━━━ SOURCE PASSAGE

A good book I’ve been reading lately is ‘The Autism Answerbook’, by one William Stillman. It’s meant for parents of those with autism, like so many on the market at the moment. But Stillman himself has Aspergers, and therefore takes a different approach to the advice he gives parents. While I don’t agree with all that he says (eg on the use of ‘person-first’ language) and he probably doesn’t go far enough in some other respects, I nonetheless think he makes some excellent points.
For instance, he tells them that autism is a “unique and different way of being”, a “natural variation of the human experience”; and urges parents to value and support the child’s ‘passions’ (which others call ‘obsessions’), rather than trying to suppress them. He tells parents that the real experts on autism are the adults on the spectrum, and to parents who might feel devastated by their child’s diagnosis, he points out that this may be due to popular images of autism or news stories that put a ‘tragic’ spin on autism, or unhelpful, gloomy pictures of their child’s future painted by those who gave them the diagnosis.

━━━━━━
━━━ INFORMATION SHOWN

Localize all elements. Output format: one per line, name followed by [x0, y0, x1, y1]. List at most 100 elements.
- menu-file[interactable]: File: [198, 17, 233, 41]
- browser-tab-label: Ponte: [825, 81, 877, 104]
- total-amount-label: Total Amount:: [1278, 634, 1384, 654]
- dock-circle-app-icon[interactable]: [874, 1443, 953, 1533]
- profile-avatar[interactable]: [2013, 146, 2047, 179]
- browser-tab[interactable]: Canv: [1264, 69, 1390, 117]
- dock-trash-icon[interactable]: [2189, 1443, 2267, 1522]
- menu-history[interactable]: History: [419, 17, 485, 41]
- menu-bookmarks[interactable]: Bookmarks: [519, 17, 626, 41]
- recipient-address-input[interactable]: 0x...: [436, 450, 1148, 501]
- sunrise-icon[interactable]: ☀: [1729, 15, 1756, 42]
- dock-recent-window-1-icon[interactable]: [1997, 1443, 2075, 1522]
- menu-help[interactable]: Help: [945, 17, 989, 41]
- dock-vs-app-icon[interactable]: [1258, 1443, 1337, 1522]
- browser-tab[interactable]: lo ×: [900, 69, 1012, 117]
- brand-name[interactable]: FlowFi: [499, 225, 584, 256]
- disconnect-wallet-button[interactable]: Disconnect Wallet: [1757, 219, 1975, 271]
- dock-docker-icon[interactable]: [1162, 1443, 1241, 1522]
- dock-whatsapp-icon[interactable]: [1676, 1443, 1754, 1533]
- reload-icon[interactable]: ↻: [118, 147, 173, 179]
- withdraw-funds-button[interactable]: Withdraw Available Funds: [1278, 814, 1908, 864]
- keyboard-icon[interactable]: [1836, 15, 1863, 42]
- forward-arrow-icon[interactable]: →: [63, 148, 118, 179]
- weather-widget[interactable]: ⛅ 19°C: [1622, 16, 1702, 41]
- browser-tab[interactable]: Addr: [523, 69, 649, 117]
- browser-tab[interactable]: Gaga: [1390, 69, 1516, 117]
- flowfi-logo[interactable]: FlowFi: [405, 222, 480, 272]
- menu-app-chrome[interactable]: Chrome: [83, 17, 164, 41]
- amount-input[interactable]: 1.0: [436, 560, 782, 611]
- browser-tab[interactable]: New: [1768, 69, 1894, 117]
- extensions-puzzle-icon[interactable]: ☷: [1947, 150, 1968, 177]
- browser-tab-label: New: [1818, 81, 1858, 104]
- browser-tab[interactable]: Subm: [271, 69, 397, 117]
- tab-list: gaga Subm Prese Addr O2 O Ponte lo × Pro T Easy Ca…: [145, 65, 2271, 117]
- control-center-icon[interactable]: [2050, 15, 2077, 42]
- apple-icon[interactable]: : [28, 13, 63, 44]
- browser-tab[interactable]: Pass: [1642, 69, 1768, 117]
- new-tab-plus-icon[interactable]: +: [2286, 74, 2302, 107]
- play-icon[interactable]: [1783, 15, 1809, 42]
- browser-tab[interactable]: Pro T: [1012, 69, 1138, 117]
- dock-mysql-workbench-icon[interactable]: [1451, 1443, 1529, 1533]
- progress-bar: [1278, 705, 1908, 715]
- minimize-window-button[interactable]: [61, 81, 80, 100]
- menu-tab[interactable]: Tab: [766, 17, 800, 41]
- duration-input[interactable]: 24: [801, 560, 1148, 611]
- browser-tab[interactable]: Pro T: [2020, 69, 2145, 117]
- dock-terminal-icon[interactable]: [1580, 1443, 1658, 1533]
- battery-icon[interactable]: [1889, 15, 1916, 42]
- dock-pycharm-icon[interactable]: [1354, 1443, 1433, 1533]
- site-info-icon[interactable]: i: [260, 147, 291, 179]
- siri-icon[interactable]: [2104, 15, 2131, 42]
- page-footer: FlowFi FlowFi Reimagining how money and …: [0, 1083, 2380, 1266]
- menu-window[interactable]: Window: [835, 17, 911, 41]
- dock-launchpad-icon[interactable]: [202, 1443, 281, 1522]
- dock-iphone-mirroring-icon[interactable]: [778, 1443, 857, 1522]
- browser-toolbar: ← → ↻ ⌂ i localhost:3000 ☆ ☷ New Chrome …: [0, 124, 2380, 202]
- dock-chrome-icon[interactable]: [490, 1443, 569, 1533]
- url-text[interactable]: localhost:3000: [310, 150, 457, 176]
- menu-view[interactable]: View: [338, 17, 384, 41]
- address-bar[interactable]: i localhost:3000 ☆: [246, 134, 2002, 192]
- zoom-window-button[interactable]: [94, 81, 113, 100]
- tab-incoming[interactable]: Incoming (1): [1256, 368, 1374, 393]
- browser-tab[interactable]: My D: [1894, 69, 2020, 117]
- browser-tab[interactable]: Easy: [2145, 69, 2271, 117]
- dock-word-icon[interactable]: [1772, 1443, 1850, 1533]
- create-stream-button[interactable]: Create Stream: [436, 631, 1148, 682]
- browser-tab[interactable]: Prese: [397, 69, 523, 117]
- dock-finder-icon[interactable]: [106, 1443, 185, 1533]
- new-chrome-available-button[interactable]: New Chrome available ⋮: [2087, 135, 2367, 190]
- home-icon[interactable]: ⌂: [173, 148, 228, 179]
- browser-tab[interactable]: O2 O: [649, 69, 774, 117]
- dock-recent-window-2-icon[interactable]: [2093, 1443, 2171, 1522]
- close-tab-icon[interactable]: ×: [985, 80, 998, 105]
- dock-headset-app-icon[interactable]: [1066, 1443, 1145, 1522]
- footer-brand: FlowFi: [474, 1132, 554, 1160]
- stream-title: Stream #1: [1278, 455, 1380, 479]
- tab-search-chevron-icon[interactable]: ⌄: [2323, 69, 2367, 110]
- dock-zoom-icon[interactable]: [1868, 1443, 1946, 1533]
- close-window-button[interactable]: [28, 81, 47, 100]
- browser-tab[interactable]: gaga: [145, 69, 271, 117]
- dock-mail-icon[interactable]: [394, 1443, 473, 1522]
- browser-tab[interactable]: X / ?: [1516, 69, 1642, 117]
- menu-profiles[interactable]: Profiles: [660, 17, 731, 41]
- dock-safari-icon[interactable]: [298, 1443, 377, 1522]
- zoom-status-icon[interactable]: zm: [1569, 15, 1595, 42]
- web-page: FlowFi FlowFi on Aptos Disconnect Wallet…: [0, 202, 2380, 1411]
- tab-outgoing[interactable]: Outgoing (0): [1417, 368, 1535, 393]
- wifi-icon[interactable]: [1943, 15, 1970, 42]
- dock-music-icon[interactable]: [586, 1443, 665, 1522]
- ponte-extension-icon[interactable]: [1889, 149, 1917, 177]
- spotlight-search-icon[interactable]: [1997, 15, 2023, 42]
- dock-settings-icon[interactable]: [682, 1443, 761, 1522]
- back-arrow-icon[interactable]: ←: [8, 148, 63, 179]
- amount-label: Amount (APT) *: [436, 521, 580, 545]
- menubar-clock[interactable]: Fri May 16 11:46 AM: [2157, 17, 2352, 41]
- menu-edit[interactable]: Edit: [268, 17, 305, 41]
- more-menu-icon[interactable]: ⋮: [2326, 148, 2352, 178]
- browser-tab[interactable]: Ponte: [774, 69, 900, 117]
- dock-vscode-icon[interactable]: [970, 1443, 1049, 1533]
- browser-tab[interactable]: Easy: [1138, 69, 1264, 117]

━━━━━━

# WORK TASK
Can you extend the passage about The Autism Answerbook, picking up right after its last sentence? The listing has no role here.

# ANSWER TO THE PROBLEM
But I feel the best thing he does is to take a stance focussing on three themes –
1. ‘Presumption of intellect’. This means that even though an autistic child may not speak, or speak clearly, seems disinterested/detached from the people around them, and doesn’t respond to standard IQ tests, nonetheless you take a stance that they are aware and intelligent, comprehending in their own way what is happening around them. It means treating them with respect, eg by not talking about them in front of them, as if they are deaf or intellectually handicapped, especially if it’s to moan about their ‘deficits’ or the stress they are causing in your life. It also means parents ‘partner’ with the child in every aspect of their life, to allow them (obviously varying degrees of) input and control over decisions made about them. A very valid point, I think.
2. Prevention instead of intervention. This means learning to plan ahead for anything that might cause difficulty for the autistic child, rather than wait till afterwards and (try to) handle the sensory overloads, meltdowns, social disasters, etc. This seems like common sense to me – stopping things before they start is a whole lot easier than cleaning up the mess afterwards. But at least some parents don’t give it enough thought – they seem to just want or expect the kid to ‘behave normally’, even when that patently isn’t possible.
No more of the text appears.